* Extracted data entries
- - - - - - -
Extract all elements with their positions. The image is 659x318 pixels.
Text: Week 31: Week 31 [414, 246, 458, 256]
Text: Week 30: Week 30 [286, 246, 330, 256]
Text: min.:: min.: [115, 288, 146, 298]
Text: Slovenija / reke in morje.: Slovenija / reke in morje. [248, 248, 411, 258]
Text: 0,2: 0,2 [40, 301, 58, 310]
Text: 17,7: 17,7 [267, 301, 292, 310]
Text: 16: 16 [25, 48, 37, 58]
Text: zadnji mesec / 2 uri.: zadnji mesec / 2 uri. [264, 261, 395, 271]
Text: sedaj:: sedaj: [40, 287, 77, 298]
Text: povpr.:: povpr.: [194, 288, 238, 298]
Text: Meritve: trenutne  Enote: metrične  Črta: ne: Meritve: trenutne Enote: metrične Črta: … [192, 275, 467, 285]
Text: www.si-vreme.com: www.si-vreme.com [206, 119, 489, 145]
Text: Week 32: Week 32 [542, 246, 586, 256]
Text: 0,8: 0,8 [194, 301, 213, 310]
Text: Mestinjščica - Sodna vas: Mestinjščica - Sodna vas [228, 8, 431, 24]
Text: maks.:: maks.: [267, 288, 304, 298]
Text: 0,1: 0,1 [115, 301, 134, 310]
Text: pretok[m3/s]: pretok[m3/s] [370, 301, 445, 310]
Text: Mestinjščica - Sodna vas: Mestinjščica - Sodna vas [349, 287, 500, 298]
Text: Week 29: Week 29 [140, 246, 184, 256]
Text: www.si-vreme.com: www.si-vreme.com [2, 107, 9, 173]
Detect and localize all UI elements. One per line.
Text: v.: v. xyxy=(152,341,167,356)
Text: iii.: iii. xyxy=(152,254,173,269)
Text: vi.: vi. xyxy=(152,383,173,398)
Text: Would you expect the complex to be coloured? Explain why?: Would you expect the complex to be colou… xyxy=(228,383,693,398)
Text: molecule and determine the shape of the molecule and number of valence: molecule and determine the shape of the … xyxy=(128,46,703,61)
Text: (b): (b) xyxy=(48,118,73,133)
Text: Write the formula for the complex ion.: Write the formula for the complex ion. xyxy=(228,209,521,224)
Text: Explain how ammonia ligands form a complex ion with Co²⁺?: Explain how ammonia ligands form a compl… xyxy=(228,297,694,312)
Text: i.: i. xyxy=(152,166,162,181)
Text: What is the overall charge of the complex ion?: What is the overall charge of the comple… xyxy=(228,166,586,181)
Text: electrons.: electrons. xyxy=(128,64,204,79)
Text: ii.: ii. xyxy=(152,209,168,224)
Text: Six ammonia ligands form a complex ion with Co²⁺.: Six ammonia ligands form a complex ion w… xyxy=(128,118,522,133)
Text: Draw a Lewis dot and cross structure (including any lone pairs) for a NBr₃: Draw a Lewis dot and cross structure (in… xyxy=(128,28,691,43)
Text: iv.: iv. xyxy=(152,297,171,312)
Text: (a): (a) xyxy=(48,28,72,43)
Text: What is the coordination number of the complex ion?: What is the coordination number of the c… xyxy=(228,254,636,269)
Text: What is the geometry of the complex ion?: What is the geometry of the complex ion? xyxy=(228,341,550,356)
- - - - - - -
* Task
Reproduce the records verbatim, from their first line through the line containing "Text: vi.: vi. xyxy=(152,383,173,398)", inclusive.

* Solution to this problem
Extract all elements with their positions. The image is 659x318 pixels.
Text: Week 31: Week 31 [414, 246, 458, 256]
Text: Week 30: Week 30 [286, 246, 330, 256]
Text: min.:: min.: [115, 288, 146, 298]
Text: Slovenija / reke in morje.: Slovenija / reke in morje. [248, 248, 411, 258]
Text: 0,2: 0,2 [40, 301, 58, 310]
Text: 17,7: 17,7 [267, 301, 292, 310]
Text: 16: 16 [25, 48, 37, 58]
Text: zadnji mesec / 2 uri.: zadnji mesec / 2 uri. [264, 261, 395, 271]
Text: sedaj:: sedaj: [40, 287, 77, 298]
Text: povpr.:: povpr.: [194, 288, 238, 298]
Text: Meritve: trenutne  Enote: metrične  Črta: ne: Meritve: trenutne Enote: metrične Črta: … [192, 275, 467, 285]
Text: www.si-vreme.com: www.si-vreme.com [206, 119, 489, 145]
Text: Week 32: Week 32 [542, 246, 586, 256]
Text: 0,8: 0,8 [194, 301, 213, 310]
Text: Mestinjščica - Sodna vas: Mestinjščica - Sodna vas [228, 8, 431, 24]
Text: maks.:: maks.: [267, 288, 304, 298]
Text: 0,1: 0,1 [115, 301, 134, 310]
Text: pretok[m3/s]: pretok[m3/s] [370, 301, 445, 310]
Text: Mestinjščica - Sodna vas: Mestinjščica - Sodna vas [349, 287, 500, 298]
Text: Week 29: Week 29 [140, 246, 184, 256]
Text: www.si-vreme.com: www.si-vreme.com [2, 107, 9, 173]
Detect and localize all UI elements. One per line.
Text: v.: v. xyxy=(152,341,167,356)
Text: iii.: iii. xyxy=(152,254,173,269)
Text: vi.: vi. xyxy=(152,383,173,398)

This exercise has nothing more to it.